OBJECTIVE: Repeat the entire listing exactly.

TASK INPUT:
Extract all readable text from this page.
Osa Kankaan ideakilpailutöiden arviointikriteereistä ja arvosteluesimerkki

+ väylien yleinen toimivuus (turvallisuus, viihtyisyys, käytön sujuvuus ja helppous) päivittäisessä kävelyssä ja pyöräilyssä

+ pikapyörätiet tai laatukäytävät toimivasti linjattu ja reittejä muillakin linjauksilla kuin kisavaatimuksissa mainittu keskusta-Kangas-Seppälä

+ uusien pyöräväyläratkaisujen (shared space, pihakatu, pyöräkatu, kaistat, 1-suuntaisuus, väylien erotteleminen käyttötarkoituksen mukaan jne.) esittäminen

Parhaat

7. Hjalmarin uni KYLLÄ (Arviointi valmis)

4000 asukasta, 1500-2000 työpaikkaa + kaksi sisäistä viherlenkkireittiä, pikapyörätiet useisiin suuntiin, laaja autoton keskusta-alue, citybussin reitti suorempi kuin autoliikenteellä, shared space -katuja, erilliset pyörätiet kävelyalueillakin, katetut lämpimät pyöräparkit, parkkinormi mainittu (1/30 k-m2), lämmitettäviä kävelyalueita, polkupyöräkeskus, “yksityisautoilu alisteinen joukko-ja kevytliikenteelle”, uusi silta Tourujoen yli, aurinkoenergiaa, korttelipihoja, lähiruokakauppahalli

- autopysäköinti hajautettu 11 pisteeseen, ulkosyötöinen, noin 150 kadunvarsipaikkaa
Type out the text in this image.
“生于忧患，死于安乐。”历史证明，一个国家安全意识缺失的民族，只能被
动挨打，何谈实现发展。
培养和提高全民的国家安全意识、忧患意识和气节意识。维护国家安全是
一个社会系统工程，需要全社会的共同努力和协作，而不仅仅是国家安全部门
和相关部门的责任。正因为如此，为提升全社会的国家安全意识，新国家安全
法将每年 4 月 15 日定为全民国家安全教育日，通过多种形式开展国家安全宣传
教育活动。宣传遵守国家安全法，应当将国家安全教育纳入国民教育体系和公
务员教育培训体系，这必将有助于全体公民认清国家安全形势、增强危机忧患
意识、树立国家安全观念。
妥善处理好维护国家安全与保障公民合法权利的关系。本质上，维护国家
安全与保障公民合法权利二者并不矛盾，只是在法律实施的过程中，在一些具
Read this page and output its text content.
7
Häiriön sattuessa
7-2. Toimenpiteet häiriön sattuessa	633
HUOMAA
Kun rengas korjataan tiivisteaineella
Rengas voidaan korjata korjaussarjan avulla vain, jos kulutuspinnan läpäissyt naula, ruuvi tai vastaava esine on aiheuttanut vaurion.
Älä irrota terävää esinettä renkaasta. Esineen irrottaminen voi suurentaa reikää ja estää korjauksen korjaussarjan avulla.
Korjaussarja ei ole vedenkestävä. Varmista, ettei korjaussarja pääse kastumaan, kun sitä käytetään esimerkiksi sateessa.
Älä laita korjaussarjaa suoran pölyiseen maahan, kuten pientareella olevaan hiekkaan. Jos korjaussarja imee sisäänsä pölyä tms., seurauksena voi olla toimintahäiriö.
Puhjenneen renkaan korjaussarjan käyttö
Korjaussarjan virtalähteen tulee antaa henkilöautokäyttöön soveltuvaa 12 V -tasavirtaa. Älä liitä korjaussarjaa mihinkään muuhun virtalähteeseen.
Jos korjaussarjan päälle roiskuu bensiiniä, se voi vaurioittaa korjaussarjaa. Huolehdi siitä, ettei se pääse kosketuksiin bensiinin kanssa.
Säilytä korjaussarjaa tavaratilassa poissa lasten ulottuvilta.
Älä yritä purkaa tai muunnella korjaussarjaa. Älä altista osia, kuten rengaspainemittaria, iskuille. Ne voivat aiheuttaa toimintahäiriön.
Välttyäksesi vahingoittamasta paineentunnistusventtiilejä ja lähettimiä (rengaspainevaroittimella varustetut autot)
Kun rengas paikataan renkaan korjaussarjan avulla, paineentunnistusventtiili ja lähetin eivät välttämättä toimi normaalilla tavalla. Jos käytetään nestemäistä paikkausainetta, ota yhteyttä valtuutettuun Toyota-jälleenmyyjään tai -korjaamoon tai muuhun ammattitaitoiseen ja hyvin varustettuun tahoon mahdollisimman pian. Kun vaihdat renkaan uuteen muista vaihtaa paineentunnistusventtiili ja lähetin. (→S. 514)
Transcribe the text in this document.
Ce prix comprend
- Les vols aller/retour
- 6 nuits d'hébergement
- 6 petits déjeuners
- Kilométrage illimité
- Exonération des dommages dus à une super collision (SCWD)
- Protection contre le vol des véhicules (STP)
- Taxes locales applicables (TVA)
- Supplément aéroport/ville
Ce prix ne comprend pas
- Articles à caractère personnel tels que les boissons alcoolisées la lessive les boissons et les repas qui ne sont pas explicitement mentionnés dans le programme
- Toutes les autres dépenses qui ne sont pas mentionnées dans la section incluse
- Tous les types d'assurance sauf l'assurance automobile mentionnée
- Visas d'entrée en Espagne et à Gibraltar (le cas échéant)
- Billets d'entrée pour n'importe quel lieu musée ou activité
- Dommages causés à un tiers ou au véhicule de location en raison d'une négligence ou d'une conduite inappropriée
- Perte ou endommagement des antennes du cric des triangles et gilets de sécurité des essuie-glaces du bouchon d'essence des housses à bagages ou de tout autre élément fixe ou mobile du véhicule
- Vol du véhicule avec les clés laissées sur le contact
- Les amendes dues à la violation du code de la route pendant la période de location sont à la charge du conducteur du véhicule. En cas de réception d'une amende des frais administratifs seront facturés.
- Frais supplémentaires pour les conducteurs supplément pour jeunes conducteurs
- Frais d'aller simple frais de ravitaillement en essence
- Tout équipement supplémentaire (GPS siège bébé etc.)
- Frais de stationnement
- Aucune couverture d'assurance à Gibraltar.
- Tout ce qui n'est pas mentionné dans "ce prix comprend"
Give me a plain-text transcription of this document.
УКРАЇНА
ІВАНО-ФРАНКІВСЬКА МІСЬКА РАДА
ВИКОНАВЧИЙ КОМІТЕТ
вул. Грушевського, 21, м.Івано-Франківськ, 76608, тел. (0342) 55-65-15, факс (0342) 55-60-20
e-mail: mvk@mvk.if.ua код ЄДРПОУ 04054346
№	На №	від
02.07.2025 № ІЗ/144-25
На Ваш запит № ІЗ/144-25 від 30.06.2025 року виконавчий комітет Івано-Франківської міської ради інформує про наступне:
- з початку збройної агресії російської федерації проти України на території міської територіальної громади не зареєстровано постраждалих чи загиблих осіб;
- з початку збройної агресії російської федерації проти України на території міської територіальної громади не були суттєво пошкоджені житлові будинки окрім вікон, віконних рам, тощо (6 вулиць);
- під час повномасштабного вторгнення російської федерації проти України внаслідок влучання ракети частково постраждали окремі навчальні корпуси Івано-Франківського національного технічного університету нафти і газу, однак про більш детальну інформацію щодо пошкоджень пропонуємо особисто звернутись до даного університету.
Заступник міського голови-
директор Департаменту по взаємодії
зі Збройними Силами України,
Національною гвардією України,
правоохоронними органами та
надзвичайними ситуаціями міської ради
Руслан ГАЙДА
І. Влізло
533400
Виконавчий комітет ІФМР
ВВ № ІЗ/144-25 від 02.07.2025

RESPONSE BELOW:
Extract all readable text from this page.
Osa Kankaan ideakilpailutöiden arviointikriteereistä ja arvosteluesimerkki

+ väylien yleinen toimivuus (turvallisuus, viihtyisyys, käytön sujuvuus ja helppous) päivittäisessä kävelyssä ja pyöräilyssä

+ pikapyörätiet tai laatukäytävät toimivasti linjattu ja reittejä muillakin linjauksilla kuin kisavaatimuksissa mainittu keskusta-Kangas-Seppälä

+ uusien pyöräväyläratkaisujen (shared space, pihakatu, pyöräkatu, kaistat, 1-suuntaisuus, väylien erotteleminen käyttötarkoituksen mukaan jne.) esittäminen

Parhaat

7. Hjalmarin uni KYLLÄ (Arviointi valmis)

4000 asukasta, 1500-2000 työpaikkaa + kaksi sisäistä viherlenkkireittiä, pikapyörätiet useisiin suuntiin, laaja autoton keskusta-alue, citybussin reitti suorempi kuin autoliikenteellä, shared space -katuja, erilliset pyörätiet kävelyalueillakin, katetut lämpimät pyöräparkit, parkkinormi mainittu (1/30 k-m2), lämmitettäviä kävelyalueita, polkupyöräkeskus, “yksityisautoilu alisteinen joukko-ja kevytliikenteelle”, uusi silta Tourujoen yli, aurinkoenergiaa, korttelipihoja, lähiruokakauppahalli

- autopysäköinti hajautettu 11 pisteeseen, ulkosyötöinen, noin 150 kadunvarsipaikkaa
Type out the text in this image.
“生于忧患，死于安乐。”历史证明，一个国家安全意识缺失的民族，只能被
动挨打，何谈实现发展。
培养和提高全民的国家安全意识、忧患意识和气节意识。维护国家安全是
一个社会系统工程，需要全社会的共同努力和协作，而不仅仅是国家安全部门
和相关部门的责任。正因为如此，为提升全社会的国家安全意识，新国家安全
法将每年 4 月 15 日定为全民国家安全教育日，通过多种形式开展国家安全宣传
教育活动。宣传遵守国家安全法，应当将国家安全教育纳入国民教育体系和公
务员教育培训体系，这必将有助于全体公民认清国家安全形势、增强危机忧患
意识、树立国家安全观念。
妥善处理好维护国家安全与保障公民合法权利的关系。本质上，维护国家
安全与保障公民合法权利二者并不矛盾，只是在法律实施的过程中，在一些具
Read this page and output its text content.
7
Häiriön sattuessa
7-2. Toimenpiteet häiriön sattuessa	633
HUOMAA
Kun rengas korjataan tiivisteaineella
Rengas voidaan korjata korjaussarjan avulla vain, jos kulutuspinnan läpäissyt naula, ruuvi tai vastaava esine on aiheuttanut vaurion.
Älä irrota terävää esinettä renkaasta. Esineen irrottaminen voi suurentaa reikää ja estää korjauksen korjaussarjan avulla.
Korjaussarja ei ole vedenkestävä. Varmista, ettei korjaussarja pääse kastumaan, kun sitä käytetään esimerkiksi sateessa.
Älä laita korjaussarjaa suoran pölyiseen maahan, kuten pientareella olevaan hiekkaan. Jos korjaussarja imee sisäänsä pölyä tms., seurauksena voi olla toimintahäiriö.
Puhjenneen renkaan korjaussarjan käyttö
Korjaussarjan virtalähteen tulee antaa henkilöautokäyttöön soveltuvaa 12 V -tasavirtaa. Älä liitä korjaussarjaa mihinkään muuhun virtalähteeseen.
Jos korjaussarjan päälle roiskuu bensiiniä, se voi vaurioittaa korjaussarjaa. Huolehdi siitä, ettei se pääse kosketuksiin bensiinin kanssa.
Säilytä korjaussarjaa tavaratilassa poissa lasten ulottuvilta.
Älä yritä purkaa tai muunnella korjaussarjaa. Älä altista osia, kuten rengaspainemittaria, iskuille. Ne voivat aiheuttaa toimintahäiriön.
Välttyäksesi vahingoittamasta paineentunnistusventtiilejä ja lähettimiä (rengaspainevaroittimella varustetut autot)
Kun rengas paikataan renkaan korjaussarjan avulla, paineentunnistusventtiili ja lähetin eivät välttämättä toimi normaalilla tavalla. Jos käytetään nestemäistä paikkausainetta, ota yhteyttä valtuutettuun Toyota-jälleenmyyjään tai -korjaamoon tai muuhun ammattitaitoiseen ja hyvin varustettuun tahoon mahdollisimman pian. Kun vaihdat renkaan uuteen muista vaihtaa paineentunnistusventtiili ja lähetin. (→S. 514)
Transcribe the text in this document.
Ce prix comprend
- Les vols aller/retour
- 6 nuits d'hébergement
- 6 petits déjeuners
- Kilométrage illimité
- Exonération des dommages dus à une super collision (SCWD)
- Protection contre le vol des véhicules (STP)
- Taxes locales applicables (TVA)
- Supplément aéroport/ville
Ce prix ne comprend pas
- Articles à caractère personnel tels que les boissons alcoolisées la lessive les boissons et les repas qui ne sont pas explicitement mentionnés dans le programme
- Toutes les autres dépenses qui ne sont pas mentionnées dans la section incluse
- Tous les types d'assurance sauf l'assurance automobile mentionnée
- Visas d'entrée en Espagne et à Gibraltar (le cas échéant)
- Billets d'entrée pour n'importe quel lieu musée ou activité
- Dommages causés à un tiers ou au véhicule de location en raison d'une négligence ou d'une conduite inappropriée
- Perte ou endommagement des antennes du cric des triangles et gilets de sécurité des essuie-glaces du bouchon d'essence des housses à bagages ou de tout autre élément fixe ou mobile du véhicule
- Vol du véhicule avec les clés laissées sur le contact
- Les amendes dues à la violation du code de la route pendant la période de location sont à la charge du conducteur du véhicule. En cas de réception d'une amende des frais administratifs seront facturés.
- Frais supplémentaires pour les conducteurs supplément pour jeunes conducteurs
- Frais d'aller simple frais de ravitaillement en essence
- Tout équipement supplémentaire (GPS siège bébé etc.)
- Frais de stationnement
- Aucune couverture d'assurance à Gibraltar.
- Tout ce qui n'est pas mentionné dans "ce prix comprend"
Give me a plain-text transcription of this document.
УКРАЇНА
ІВАНО-ФРАНКІВСЬКА МІСЬКА РАДА
ВИКОНАВЧИЙ КОМІТЕТ
вул. Грушевського, 21, м.Івано-Франківськ, 76608, тел. (0342) 55-65-15, факс (0342) 55-60-20
e-mail: mvk@mvk.if.ua код ЄДРПОУ 04054346
№	На №	від
02.07.2025 № ІЗ/144-25
На Ваш запит № ІЗ/144-25 від 30.06.2025 року виконавчий комітет Івано-Франківської міської ради інформує про наступне:
- з початку збройної агресії російської федерації проти України на території міської територіальної громади не зареєстровано постраждалих чи загиблих осіб;
- з початку збройної агресії російської федерації проти України на території міської територіальної громади не були суттєво пошкоджені житлові будинки окрім вікон, віконних рам, тощо (6 вулиць);
- під час повномасштабного вторгнення російської федерації проти України внаслідок влучання ракети частково постраждали окремі навчальні корпуси Івано-Франківського національного технічного університету нафти і газу, однак про більш детальну інформацію щодо пошкоджень пропонуємо особисто звернутись до даного університету.
Заступник міського голови-
директор Департаменту по взаємодії
зі Збройними Силами України,
Національною гвардією України,
правоохоронними органами та
надзвичайними ситуаціями міської ради
Руслан ГАЙДА
І. Влізло
533400
Виконавчий комітет ІФМР
ВВ № ІЗ/144-25 від 02.07.2025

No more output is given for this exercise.